● Given request: Quote the part of the listing that opens with its first line and closes with the line containing "cell-tags: contig | long | 900bp | borderline", keeping both of those lines.

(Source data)
[Start]

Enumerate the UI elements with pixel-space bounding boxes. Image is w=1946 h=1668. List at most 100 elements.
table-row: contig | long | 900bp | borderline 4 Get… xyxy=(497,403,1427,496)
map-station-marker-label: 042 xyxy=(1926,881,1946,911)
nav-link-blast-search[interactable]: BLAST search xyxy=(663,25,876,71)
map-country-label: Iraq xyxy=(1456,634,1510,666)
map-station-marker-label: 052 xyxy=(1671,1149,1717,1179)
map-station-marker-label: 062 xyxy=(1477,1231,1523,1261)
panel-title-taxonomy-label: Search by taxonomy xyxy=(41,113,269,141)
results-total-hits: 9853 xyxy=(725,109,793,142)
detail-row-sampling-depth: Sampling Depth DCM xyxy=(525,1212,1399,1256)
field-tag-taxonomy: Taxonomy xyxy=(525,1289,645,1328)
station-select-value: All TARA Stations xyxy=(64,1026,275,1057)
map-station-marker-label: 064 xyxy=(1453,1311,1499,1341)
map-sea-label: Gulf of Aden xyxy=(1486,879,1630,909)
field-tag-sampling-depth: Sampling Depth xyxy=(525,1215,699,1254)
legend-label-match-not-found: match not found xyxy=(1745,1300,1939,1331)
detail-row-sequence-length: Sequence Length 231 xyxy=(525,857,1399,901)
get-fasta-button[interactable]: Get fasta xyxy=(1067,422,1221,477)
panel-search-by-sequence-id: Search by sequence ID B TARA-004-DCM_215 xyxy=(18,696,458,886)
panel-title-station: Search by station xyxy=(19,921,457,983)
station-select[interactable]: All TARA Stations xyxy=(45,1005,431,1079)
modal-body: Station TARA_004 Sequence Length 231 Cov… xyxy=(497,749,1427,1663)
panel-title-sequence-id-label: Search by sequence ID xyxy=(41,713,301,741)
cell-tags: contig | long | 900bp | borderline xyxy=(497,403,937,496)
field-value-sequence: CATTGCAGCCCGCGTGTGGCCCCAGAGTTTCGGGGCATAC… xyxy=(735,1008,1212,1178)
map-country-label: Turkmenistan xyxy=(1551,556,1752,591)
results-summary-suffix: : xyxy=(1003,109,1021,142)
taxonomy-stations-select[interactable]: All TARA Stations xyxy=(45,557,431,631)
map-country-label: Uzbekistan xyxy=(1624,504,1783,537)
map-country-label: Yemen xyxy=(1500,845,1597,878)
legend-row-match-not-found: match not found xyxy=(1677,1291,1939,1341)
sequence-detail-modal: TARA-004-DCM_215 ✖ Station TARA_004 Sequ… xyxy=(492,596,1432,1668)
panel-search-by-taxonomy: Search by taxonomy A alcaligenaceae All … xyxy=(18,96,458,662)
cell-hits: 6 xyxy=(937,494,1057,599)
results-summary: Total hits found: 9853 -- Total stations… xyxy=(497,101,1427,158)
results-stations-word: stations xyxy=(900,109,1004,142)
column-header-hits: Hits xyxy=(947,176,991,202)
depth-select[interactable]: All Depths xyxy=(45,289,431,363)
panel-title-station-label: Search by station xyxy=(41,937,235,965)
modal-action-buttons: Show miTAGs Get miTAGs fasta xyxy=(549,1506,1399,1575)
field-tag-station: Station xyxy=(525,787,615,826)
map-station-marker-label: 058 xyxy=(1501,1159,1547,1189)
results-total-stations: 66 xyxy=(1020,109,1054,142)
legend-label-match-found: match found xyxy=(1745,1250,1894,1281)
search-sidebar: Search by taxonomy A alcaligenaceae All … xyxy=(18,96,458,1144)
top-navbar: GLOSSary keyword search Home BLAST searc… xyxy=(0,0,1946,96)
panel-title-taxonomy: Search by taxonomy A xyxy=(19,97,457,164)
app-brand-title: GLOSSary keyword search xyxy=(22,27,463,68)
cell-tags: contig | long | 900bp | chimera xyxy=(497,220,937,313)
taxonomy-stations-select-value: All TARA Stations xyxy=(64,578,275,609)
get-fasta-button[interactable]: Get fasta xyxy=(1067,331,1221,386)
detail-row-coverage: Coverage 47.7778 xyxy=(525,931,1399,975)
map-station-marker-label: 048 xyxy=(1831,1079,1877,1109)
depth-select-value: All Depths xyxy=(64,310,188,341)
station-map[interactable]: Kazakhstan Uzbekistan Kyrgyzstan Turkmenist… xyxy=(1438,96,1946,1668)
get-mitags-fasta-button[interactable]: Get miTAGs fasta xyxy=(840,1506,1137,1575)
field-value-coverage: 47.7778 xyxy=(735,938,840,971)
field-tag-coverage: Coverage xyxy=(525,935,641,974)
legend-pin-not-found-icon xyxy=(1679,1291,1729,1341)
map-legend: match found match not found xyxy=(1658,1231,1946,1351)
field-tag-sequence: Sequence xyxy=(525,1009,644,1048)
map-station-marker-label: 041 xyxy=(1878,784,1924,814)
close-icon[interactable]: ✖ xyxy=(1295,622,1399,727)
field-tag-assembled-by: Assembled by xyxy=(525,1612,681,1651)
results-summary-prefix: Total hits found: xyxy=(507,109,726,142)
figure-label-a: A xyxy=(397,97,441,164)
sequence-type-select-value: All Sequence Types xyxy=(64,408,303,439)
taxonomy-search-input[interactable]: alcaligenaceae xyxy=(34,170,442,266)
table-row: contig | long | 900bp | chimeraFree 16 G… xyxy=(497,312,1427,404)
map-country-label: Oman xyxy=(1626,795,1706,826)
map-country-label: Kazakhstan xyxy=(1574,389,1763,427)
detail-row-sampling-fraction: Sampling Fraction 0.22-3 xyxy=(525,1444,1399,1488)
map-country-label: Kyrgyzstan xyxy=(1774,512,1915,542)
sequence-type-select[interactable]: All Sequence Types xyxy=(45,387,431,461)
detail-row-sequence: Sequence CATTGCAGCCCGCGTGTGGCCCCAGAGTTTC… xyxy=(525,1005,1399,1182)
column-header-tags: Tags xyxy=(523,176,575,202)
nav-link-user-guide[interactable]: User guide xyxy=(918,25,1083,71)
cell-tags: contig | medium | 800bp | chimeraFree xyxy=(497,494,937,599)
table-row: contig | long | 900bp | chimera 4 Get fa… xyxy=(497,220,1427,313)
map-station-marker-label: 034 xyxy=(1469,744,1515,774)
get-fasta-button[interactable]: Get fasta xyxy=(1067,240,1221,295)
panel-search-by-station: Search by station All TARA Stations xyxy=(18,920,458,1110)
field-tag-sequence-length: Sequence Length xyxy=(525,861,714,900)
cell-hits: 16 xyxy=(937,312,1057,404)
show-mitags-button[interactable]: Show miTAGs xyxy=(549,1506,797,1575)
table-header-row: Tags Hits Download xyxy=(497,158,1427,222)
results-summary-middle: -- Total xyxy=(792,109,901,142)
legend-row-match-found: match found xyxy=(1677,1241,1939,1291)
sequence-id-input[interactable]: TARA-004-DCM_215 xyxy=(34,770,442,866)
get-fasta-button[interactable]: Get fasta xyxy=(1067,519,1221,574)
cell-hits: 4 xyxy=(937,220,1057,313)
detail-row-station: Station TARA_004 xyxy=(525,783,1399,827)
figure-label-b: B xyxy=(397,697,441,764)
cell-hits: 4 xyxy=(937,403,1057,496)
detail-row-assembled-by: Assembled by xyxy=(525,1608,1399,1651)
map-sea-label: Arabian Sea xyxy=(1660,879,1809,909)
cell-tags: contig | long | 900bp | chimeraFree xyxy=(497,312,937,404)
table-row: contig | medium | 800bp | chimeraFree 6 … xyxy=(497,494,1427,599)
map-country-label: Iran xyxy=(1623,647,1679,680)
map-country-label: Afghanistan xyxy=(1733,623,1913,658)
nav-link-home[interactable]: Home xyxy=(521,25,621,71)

[End]

● Task result:
Enumerate the UI elements with pixel-space bounding boxes. Image is w=1946 h=1668. List at most 100 elements.
table-row: contig | long | 900bp | borderline 4 Get… xyxy=(497,403,1427,496)
map-station-marker-label: 042 xyxy=(1926,881,1946,911)
nav-link-blast-search[interactable]: BLAST search xyxy=(663,25,876,71)
map-country-label: Iraq xyxy=(1456,634,1510,666)
map-station-marker-label: 052 xyxy=(1671,1149,1717,1179)
map-station-marker-label: 062 xyxy=(1477,1231,1523,1261)
panel-title-taxonomy-label: Search by taxonomy xyxy=(41,113,269,141)
results-total-hits: 9853 xyxy=(725,109,793,142)
detail-row-sampling-depth: Sampling Depth DCM xyxy=(525,1212,1399,1256)
field-tag-taxonomy: Taxonomy xyxy=(525,1289,645,1328)
station-select-value: All TARA Stations xyxy=(64,1026,275,1057)
map-station-marker-label: 064 xyxy=(1453,1311,1499,1341)
map-sea-label: Gulf of Aden xyxy=(1486,879,1630,909)
field-tag-sampling-depth: Sampling Depth xyxy=(525,1215,699,1254)
legend-label-match-not-found: match not found xyxy=(1745,1300,1939,1331)
detail-row-sequence-length: Sequence Length 231 xyxy=(525,857,1399,901)
get-fasta-button[interactable]: Get fasta xyxy=(1067,422,1221,477)
panel-search-by-sequence-id: Search by sequence ID B TARA-004-DCM_215 xyxy=(18,696,458,886)
panel-title-station: Search by station xyxy=(19,921,457,983)
station-select[interactable]: All TARA Stations xyxy=(45,1005,431,1079)
modal-body: Station TARA_004 Sequence Length 231 Cov… xyxy=(497,749,1427,1663)
panel-title-sequence-id-label: Search by sequence ID xyxy=(41,713,301,741)
cell-tags: contig | long | 900bp | borderline xyxy=(497,403,937,496)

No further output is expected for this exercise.